---------- Extracted material
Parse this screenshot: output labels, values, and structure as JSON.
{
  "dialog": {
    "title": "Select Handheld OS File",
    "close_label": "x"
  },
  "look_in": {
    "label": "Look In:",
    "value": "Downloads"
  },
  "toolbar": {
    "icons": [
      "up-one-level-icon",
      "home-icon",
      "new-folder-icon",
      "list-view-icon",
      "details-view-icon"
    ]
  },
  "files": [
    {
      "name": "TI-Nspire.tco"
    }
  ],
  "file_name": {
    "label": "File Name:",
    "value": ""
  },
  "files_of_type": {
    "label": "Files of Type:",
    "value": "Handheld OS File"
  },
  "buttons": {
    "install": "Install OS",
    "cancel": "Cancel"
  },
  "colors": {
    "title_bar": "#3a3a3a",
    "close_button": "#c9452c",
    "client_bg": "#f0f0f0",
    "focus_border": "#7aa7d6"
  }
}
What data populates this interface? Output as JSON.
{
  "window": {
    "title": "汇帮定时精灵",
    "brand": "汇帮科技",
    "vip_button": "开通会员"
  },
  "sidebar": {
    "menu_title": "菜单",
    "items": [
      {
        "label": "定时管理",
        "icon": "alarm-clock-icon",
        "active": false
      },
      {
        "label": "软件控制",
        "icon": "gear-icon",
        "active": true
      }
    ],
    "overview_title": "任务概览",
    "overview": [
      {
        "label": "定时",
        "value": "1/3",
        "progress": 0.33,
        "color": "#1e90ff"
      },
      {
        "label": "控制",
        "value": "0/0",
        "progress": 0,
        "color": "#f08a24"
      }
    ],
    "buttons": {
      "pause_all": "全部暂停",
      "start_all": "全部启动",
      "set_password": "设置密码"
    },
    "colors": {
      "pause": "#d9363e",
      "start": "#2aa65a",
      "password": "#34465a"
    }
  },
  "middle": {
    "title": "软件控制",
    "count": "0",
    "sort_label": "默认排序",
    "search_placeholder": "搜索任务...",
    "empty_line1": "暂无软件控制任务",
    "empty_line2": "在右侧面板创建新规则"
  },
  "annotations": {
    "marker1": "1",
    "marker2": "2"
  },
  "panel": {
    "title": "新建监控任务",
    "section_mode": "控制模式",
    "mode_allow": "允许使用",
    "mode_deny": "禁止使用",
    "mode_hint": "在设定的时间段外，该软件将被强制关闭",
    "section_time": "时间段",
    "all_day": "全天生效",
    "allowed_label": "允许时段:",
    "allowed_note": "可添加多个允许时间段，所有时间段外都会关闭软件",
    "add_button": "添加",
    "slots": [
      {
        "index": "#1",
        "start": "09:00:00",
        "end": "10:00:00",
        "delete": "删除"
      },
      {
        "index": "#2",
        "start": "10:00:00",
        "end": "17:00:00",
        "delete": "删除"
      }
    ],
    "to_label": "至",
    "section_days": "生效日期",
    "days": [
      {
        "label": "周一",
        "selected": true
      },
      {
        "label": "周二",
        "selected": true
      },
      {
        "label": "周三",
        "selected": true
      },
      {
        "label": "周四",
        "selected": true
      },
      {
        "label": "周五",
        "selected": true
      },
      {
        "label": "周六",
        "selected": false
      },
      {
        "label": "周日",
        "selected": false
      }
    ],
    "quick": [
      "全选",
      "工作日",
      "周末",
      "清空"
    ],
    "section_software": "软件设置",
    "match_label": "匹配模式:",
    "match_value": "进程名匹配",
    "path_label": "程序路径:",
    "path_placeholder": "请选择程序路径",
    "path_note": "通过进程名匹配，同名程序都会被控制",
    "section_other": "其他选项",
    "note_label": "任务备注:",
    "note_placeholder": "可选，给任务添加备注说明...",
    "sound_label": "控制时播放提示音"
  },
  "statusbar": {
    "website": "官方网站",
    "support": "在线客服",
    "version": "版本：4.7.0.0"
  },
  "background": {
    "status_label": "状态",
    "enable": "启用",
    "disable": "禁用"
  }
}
--------------------
▶ _What to produce_: Write out the entries above once more, without altering anything.

▶ _The answer_:
Parse this screenshot: output labels, values, and structure as JSON.
{
  "dialog": {
    "title": "Select Handheld OS File",
    "close_label": "x"
  },
  "look_in": {
    "label": "Look In:",
    "value": "Downloads"
  },
  "toolbar": {
    "icons": [
      "up-one-level-icon",
      "home-icon",
      "new-folder-icon",
      "list-view-icon",
      "details-view-icon"
    ]
  },
  "files": [
    {
      "name": "TI-Nspire.tco"
    }
  ],
  "file_name": {
    "label": "File Name:",
    "value": ""
  },
  "files_of_type": {
    "label": "Files of Type:",
    "value": "Handheld OS File"
  },
  "buttons": {
    "install": "Install OS",
    "cancel": "Cancel"
  },
  "colors": {
    "title_bar": "#3a3a3a",
    "close_button": "#c9452c",
    "client_bg": "#f0f0f0",
    "focus_border": "#7aa7d6"
  }
}
What data populates this interface? Output as JSON.
{
  "window": {
    "title": "汇帮定时精灵",
    "brand": "汇帮科技",
    "vip_button": "开通会员"
  },
  "sidebar": {
    "menu_title": "菜单",
    "items": [
      {
        "label": "定时管理",
        "icon": "alarm-clock-icon",
        "active": false
      },
      {
        "label": "软件控制",
        "icon": "gear-icon",
        "active": true
      }
    ],
    "overview_title": "任务概览",
    "overview": [
      {
        "label": "定时",
        "value": "1/3",
        "progress": 0.33,
        "color": "#1e90ff"
      },
      {
        "label": "控制",
        "value": "0/0",
        "progress": 0,
        "color": "#f08a24"
      }
    ],
    "buttons": {
      "pause_all": "全部暂停",
      "start_all": "全部启动",
      "set_password": "设置密码"
    },
    "colors": {
      "pause": "#d9363e",
      "start": "#2aa65a",
      "password": "#34465a"
    }
  },
  "middle": {
    "title": "软件控制",
    "count": "0",
    "sort_label": "默认排序",
    "search_placeholder": "搜索任务...",
    "empty_line1": "暂无软件控制任务",
    "empty_line2": "在右侧面板创建新规则"
  },
  "annotations": {
    "marker1": "1",
    "marker2": "2"
  },
  "panel": {
    "title": "新建监控任务",
    "section_mode": "控制模式",
    "mode_allow": "允许使用",
    "mode_deny": "禁止使用",
    "mode_hint": "在设定的时间段外，该软件将被强制关闭",
    "section_time": "时间段",
    "all_day": "全天生效",
    "allowed_label": "允许时段:",
    "allowed_note": "可添加多个允许时间段，所有时间段外都会关闭软件",
    "add_button": "添加",
    "slots": [
      {
        "index": "#1",
        "start": "09:00:00",
        "end": "10:00:00",
        "delete": "删除"
      },
      {
        "index": "#2",
        "start": "10:00:00",
        "end": "17:00:00",
        "delete": "删除"
      }
    ],
    "to_label": "至",
    "section_days": "生效日期",
    "days": [
      {
        "label": "周一",
        "selected": true
      },
      {
        "label": "周二",
        "selected": true
      },
      {
        "label": "周三",
        "selected": true
      },
      {
        "label": "周四",
        "selected": true
      },
      {
        "label": "周五",
        "selected": true
      },
      {
        "label": "周六",
        "selected": false
      },
      {
        "label": "周日",
        "selected": false
      }
    ],
    "quick": [
      "全选",
      "工作日",
      "周末",
      "清空"
    ],
    "section_software": "软件设置",
    "match_label": "匹配模式:",
    "match_value": "进程名匹配",
    "path_label": "程序路径:",
    "path_placeholder": "请选择程序路径",
    "path_note": "通过进程名匹配，同名程序都会被控制",
    "section_other": "其他选项",
    "note_label": "任务备注:",
    "note_placeholder": "可选，给任务添加备注说明...",
    "sound_label": "控制时播放提示音"
  },
  "statusbar": {
    "website": "官方网站",
    "support": "在线客服",
    "version": "版本：4.7.0.0"
  },
  "background": {
    "status_label": "状态",
    "enable": "启用",
    "disable": "禁用"
  }
}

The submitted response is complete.